▸ Exercise instructions
Output every line below without omitting or altering anything.

▸ Excerpted records
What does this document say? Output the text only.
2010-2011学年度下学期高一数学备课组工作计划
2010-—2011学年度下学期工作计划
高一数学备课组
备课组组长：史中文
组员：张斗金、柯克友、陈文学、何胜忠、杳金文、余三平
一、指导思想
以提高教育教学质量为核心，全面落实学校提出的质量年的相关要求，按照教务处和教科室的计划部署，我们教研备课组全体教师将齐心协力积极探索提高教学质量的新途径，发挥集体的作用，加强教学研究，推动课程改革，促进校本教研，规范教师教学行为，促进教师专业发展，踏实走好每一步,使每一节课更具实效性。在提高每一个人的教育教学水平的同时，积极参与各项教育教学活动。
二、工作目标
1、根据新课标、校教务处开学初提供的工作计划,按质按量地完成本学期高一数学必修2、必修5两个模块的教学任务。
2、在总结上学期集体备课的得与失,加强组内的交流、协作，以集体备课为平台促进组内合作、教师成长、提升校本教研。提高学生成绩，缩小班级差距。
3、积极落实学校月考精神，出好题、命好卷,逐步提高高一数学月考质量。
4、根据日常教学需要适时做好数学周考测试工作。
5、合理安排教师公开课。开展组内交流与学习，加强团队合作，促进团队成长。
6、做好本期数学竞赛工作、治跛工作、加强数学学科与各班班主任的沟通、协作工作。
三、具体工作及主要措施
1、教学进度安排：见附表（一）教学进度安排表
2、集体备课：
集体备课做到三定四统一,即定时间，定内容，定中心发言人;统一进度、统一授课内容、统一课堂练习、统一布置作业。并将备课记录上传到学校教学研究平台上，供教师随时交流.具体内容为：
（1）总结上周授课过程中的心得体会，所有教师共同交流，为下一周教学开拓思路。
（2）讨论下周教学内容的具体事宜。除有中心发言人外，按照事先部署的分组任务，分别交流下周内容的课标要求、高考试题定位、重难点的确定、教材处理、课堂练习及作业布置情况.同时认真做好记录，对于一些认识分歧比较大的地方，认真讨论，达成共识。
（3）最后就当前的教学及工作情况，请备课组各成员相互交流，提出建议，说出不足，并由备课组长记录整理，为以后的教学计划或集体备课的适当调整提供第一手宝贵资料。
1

▸ Solution
What does this document say? Output the text only.
2010-2011学年度下学期高一数学备课组工作计划
2010-—2011学年度下学期工作计划
高一数学备课组
备课组组长：史中文
组员：张斗金、柯克友、陈文学、何胜忠、杳金文、余三平
一、指导思想
以提高教育教学质量为核心，全面落实学校提出的质量年的相关要求，按照教务处和教科室的计划部署，我们教研备课组全体教师将齐心协力积极探索提高教学质量的新途径，发挥集体的作用，加强教学研究，推动课程改革，促进校本教研，规范教师教学行为，促进教师专业发展，踏实走好每一步,使每一节课更具实效性。在提高每一个人的教育教学水平的同时，积极参与各项教育教学活动。
二、工作目标
1、根据新课标、校教务处开学初提供的工作计划,按质按量地完成本学期高一数学必修2、必修5两个模块的教学任务。
2、在总结上学期集体备课的得与失,加强组内的交流、协作，以集体备课为平台促进组内合作、教师成长、提升校本教研。提高学生成绩，缩小班级差距。
3、积极落实学校月考精神，出好题、命好卷,逐步提高高一数学月考质量。
4、根据日常教学需要适时做好数学周考测试工作。
5、合理安排教师公开课。开展组内交流与学习，加强团队合作，促进团队成长。
6、做好本期数学竞赛工作、治跛工作、加强数学学科与各班班主任的沟通、协作工作。
三、具体工作及主要措施
1、教学进度安排：见附表（一）教学进度安排表
2、集体备课：
集体备课做到三定四统一,即定时间，定内容，定中心发言人;统一进度、统一授课内容、统一课堂练习、统一布置作业。并将备课记录上传到学校教学研究平台上，供教师随时交流.具体内容为：
（1）总结上周授课过程中的心得体会，所有教师共同交流，为下一周教学开拓思路。
（2）讨论下周教学内容的具体事宜。除有中心发言人外，按照事先部署的分组任务，分别交流下周内容的课标要求、高考试题定位、重难点的确定、教材处理、课堂练习及作业布置情况.同时认真做好记录，对于一些认识分歧比较大的地方，认真讨论，达成共识。
（3）最后就当前的教学及工作情况，请备课组各成员相互交流，提出建议，说出不足，并由备课组长记录整理，为以后的教学计划或集体备课的适当调整提供第一手宝贵资料。
1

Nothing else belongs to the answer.